# Name your top 3 tools you would buy if you didn't have to pay for them



## Mike Finley (Apr 28, 2004)

My top 3 tools that I would buy if I didn't have to pay for them, meaning I wouldn't mind having them, but I'm not ready to spend the money on them now.


Dry wall lift
Electric jack hammer
Interior Scaffolding


----------



## Leo G (May 12, 2005)

Wide Belt Sander
Maka Oscillating Mortiser
Large Panel Saw


----------



## 2ndGen (Apr 6, 2006)

CSMS w/stand
Table Saw
18V 9 Piece Combo

All by DeWalt.

That's the "reasonable" list. 
-----------------------------------------------------------------------
The "dream" list? 

Demo Hammer
Generator
Pressure Washer 

All by DeWalt again.


----------



## mickeyco (May 13, 2006)

Water Jet cutter
HeliArc Welder
CNC Mill


----------



## Chris Johnson (Apr 19, 2007)

# [Provided data]
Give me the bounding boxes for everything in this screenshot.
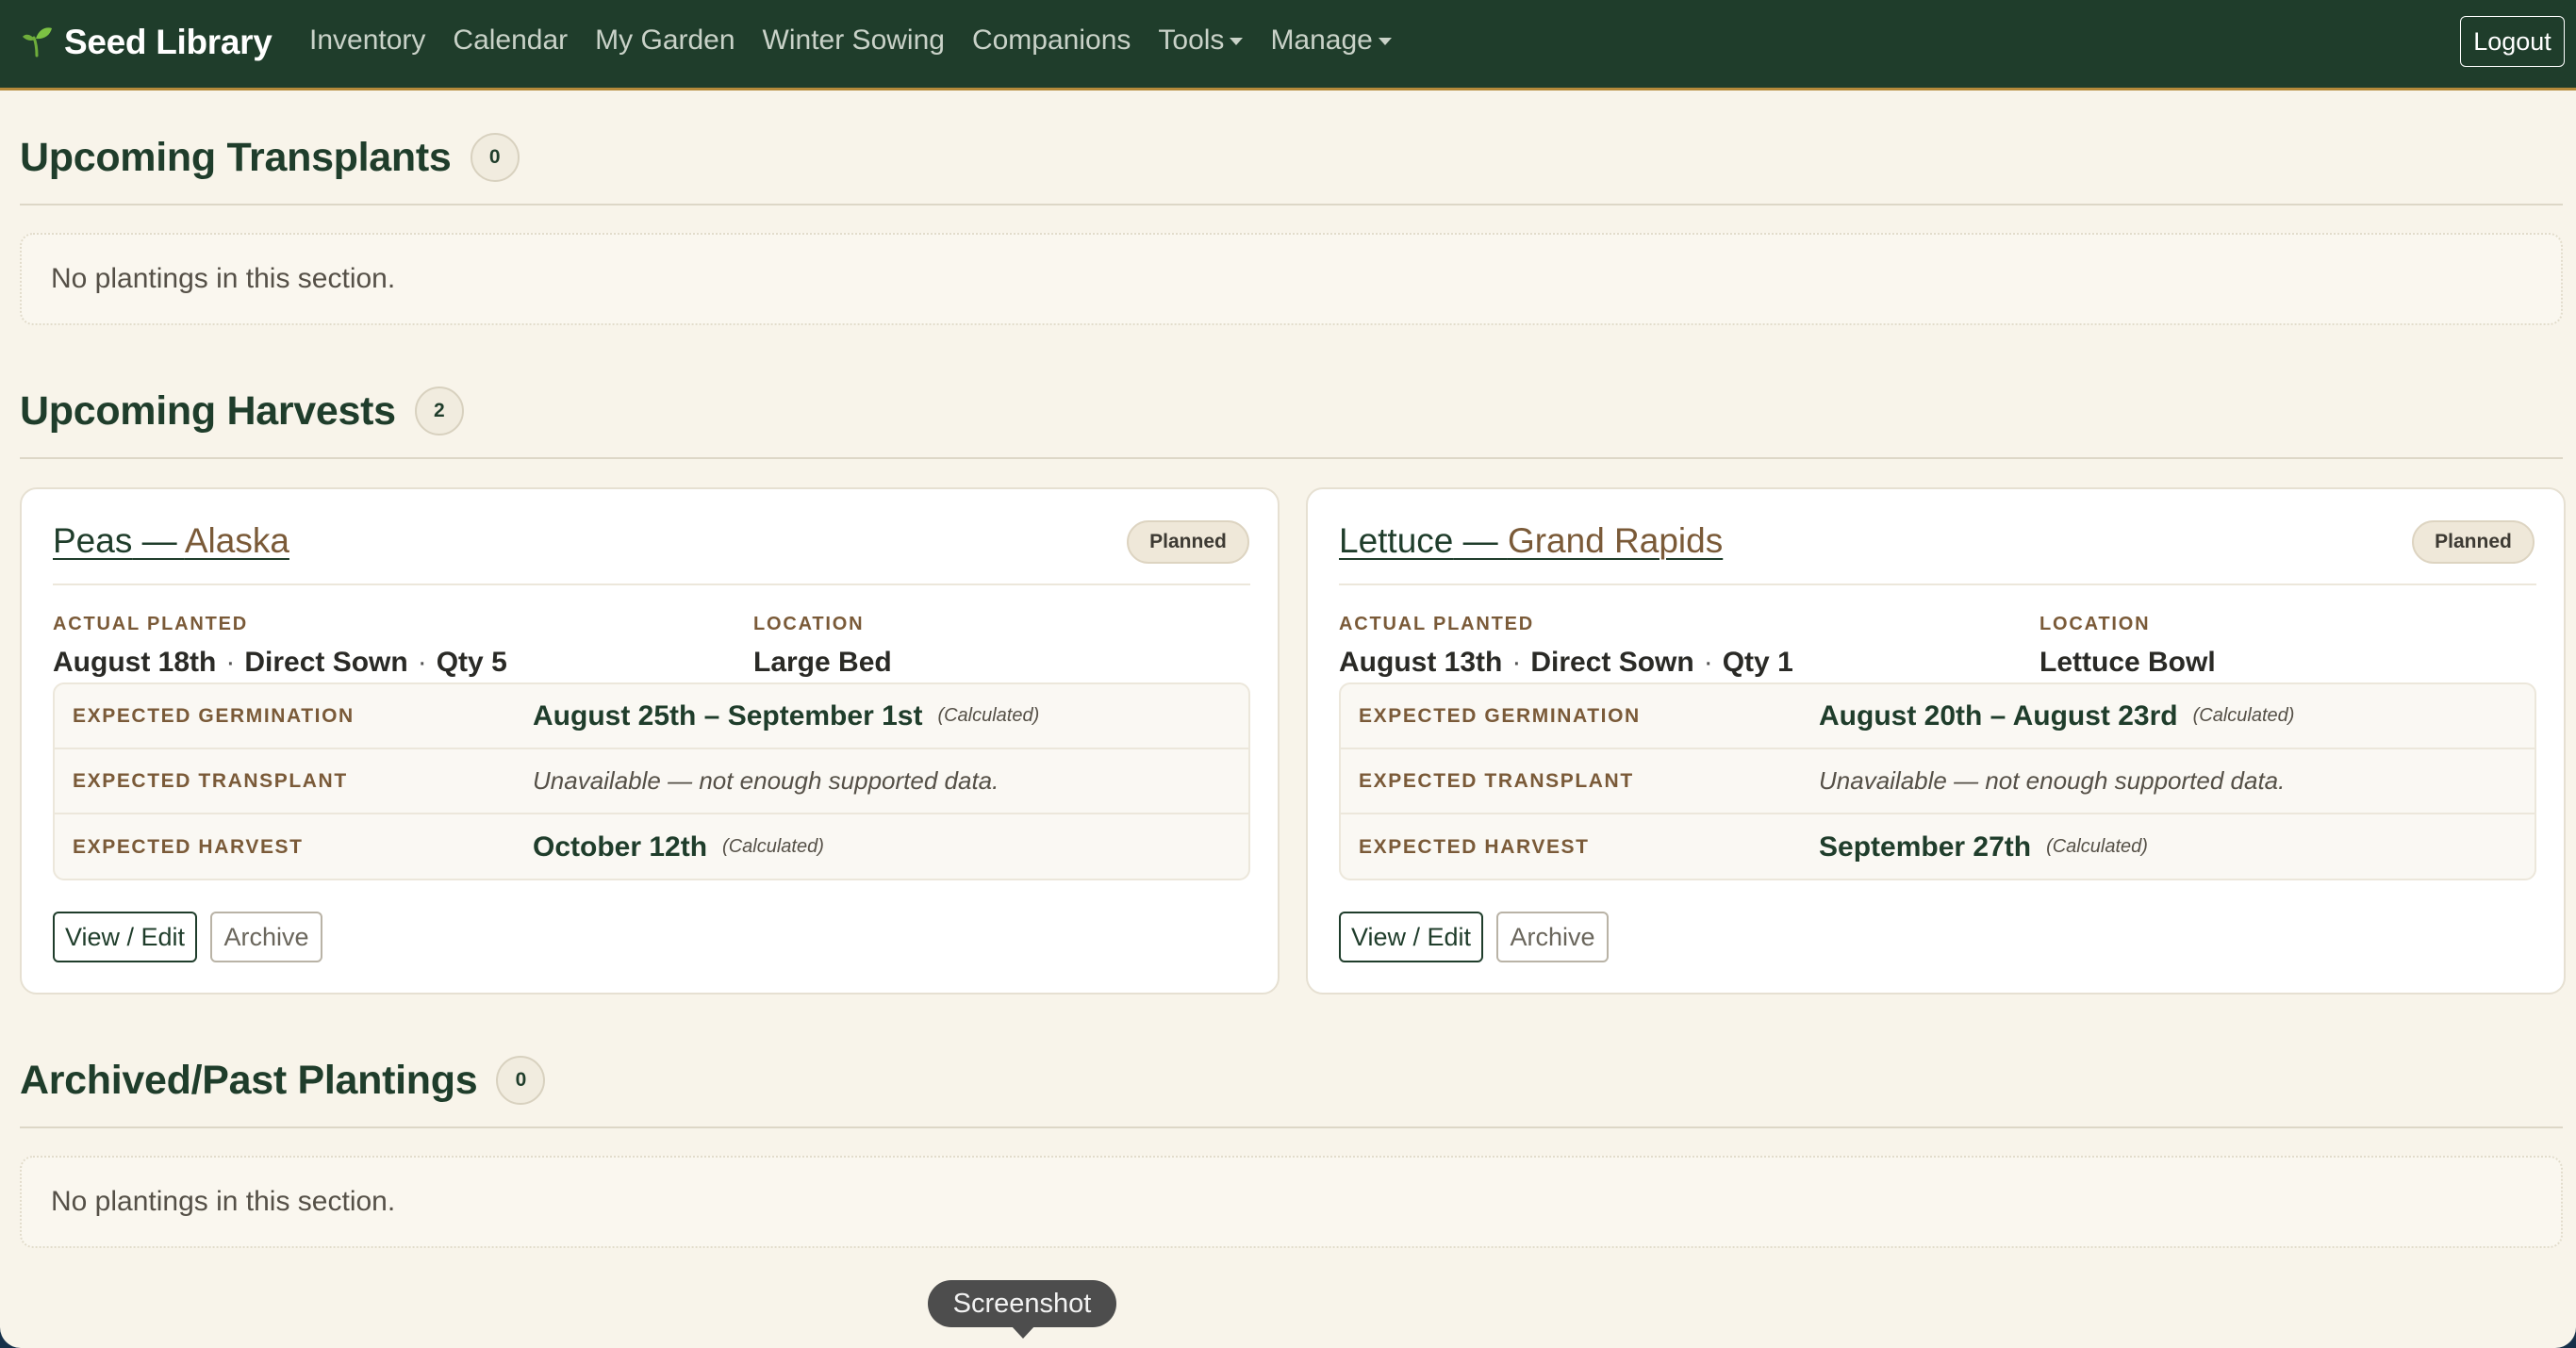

# [Problems to solve]
1. In the thread about dream tools, list the tools on 2ndGen's "dream" list.
2. Carry on the thread about dream tools from the point where it stops.

# [Answers to the tasks]
1.
Demo Hammer
Generator
Pressure Washer

2.
about 150k worth of Safway Scaffold
ZoomBoom w attachments
58m concrete boom truck

It's a wish, mind you look at the maintenace and moving costs and I'll probably just continue renting for the rest of my life


----------



## woodman42 (Aug 1, 2007)

:thumbup:If I didn't have to pay for it, or when I save enough money for them they are:

Powermatic 13" bandsaw
Powermatic 3hp dust collector
Helper that will work.:laughing:


----------



## RobertCDF (Aug 18, 2005)

Makita 16" beam saw.
mini bobcat.
Welder.


----------



## BigMikeB (Aug 1, 2007)

woodman42 said:


> :thumbup:If I didn't have to pay for it, or when I save enough money for them they are:
> 
> Powermatic 13" bandsaw
> Powermatic 3hp dust collector
> Helper that will work.:laughing:


Best of luck with your third item.


----------



## BigMikeB (Aug 1, 2007)

2ndGen said:


> CSMS w/stand
> Table Saw
> 18V 9 Piece Combo
> 
> ...


A little hung up on DeWalt are we? I do like the 18v tools a lot but not too much of their other items seem a good as other brands. Either they break down often or don't have the same features as other brands. I haven't noticed any difference in the newer batteries, they work fine for me.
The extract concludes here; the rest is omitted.